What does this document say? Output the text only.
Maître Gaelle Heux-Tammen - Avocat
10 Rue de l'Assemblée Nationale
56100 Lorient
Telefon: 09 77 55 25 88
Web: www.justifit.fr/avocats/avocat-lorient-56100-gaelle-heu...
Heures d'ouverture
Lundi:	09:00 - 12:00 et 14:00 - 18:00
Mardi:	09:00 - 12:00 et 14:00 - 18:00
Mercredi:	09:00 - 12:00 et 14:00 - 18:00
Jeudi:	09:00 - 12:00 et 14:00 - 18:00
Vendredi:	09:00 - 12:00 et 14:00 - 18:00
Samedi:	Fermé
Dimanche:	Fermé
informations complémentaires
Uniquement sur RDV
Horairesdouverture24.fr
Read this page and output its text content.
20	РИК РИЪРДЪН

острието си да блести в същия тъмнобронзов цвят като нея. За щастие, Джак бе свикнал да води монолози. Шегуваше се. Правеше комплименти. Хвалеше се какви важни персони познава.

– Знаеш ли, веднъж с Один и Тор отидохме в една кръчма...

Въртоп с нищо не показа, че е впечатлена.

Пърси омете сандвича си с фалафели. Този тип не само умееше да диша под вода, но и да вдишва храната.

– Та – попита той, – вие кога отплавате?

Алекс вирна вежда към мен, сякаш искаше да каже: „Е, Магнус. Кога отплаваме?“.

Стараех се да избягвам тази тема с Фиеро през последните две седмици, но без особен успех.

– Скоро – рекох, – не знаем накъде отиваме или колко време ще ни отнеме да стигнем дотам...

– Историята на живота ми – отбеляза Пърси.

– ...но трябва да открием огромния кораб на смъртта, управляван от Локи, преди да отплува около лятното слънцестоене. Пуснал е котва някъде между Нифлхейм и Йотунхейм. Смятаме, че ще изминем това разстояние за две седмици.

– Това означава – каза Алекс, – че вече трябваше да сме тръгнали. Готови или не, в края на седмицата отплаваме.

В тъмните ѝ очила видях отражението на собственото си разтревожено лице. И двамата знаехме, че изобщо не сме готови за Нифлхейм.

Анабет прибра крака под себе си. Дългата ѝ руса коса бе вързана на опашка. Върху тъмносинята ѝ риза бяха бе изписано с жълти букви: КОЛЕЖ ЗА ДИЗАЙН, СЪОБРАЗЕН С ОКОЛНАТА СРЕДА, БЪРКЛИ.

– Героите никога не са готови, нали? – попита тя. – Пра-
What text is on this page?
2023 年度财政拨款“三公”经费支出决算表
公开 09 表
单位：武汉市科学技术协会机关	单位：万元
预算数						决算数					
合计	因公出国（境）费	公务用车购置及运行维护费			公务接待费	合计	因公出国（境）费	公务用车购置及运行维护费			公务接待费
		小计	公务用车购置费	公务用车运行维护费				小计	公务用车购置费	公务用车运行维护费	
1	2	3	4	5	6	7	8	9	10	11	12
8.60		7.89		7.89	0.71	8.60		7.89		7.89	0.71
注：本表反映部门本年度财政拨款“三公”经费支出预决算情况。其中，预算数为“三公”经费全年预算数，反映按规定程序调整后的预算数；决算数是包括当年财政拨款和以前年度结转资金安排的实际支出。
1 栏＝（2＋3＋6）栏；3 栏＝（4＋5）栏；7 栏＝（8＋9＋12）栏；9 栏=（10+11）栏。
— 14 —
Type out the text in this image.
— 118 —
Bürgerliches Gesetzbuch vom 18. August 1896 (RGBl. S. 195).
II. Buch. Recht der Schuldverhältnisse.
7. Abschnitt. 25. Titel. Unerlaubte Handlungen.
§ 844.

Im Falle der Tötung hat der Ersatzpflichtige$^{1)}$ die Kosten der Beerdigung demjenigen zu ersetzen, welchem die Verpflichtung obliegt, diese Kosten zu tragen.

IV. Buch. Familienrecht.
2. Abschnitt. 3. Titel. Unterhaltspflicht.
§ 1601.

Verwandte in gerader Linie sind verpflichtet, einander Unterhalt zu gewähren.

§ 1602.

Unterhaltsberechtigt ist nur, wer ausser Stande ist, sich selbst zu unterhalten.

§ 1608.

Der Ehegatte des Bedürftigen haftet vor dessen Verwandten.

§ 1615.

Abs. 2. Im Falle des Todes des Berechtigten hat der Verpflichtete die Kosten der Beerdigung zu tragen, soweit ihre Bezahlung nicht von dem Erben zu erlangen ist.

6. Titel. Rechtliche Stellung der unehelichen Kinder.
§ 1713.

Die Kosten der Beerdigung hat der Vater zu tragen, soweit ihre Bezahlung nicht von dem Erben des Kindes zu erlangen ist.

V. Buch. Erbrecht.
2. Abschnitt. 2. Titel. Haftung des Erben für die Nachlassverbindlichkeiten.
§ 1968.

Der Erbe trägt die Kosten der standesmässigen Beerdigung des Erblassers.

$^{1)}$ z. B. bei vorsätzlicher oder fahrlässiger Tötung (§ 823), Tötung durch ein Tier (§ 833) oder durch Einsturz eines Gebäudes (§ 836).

**The task:** In the records above, find the line containing "Type out the text in this image."; please retype it and every line after it through the last line, exactly and with nothing else.

**Full output:**
Type out the text in this image.
— 118 —
Bürgerliches Gesetzbuch vom 18. August 1896 (RGBl. S. 195).
II. Buch. Recht der Schuldverhältnisse.
7. Abschnitt. 25. Titel. Unerlaubte Handlungen.
§ 844.

Im Falle der Tötung hat der Ersatzpflichtige$^{1)}$ die Kosten der Beerdigung demjenigen zu ersetzen, welchem die Verpflichtung obliegt, diese Kosten zu tragen.

IV. Buch. Familienrecht.
2. Abschnitt. 3. Titel. Unterhaltspflicht.
§ 1601.

Verwandte in gerader Linie sind verpflichtet, einander Unterhalt zu gewähren.

§ 1602.

Unterhaltsberechtigt ist nur, wer ausser Stande ist, sich selbst zu unterhalten.

§ 1608.

Der Ehegatte des Bedürftigen haftet vor dessen Verwandten.

§ 1615.

Abs. 2. Im Falle des Todes des Berechtigten hat der Verpflichtete die Kosten der Beerdigung zu tragen, soweit ihre Bezahlung nicht von dem Erben zu erlangen ist.

6. Titel. Rechtliche Stellung der unehelichen Kinder.
§ 1713.

Die Kosten der Beerdigung hat der Vater zu tragen, soweit ihre Bezahlung nicht von dem Erben des Kindes zu erlangen ist.

V. Buch. Erbrecht.
2. Abschnitt. 2. Titel. Haftung des Erben für die Nachlassverbindlichkeiten.
§ 1968.

Der Erbe trägt die Kosten der standesmässigen Beerdigung des Erblassers.

$^{1)}$ z. B. bei vorsätzlicher oder fahrlässiger Tötung (§ 823), Tötung durch ein Tier (§ 833) oder durch Einsturz eines Gebäudes (§ 836).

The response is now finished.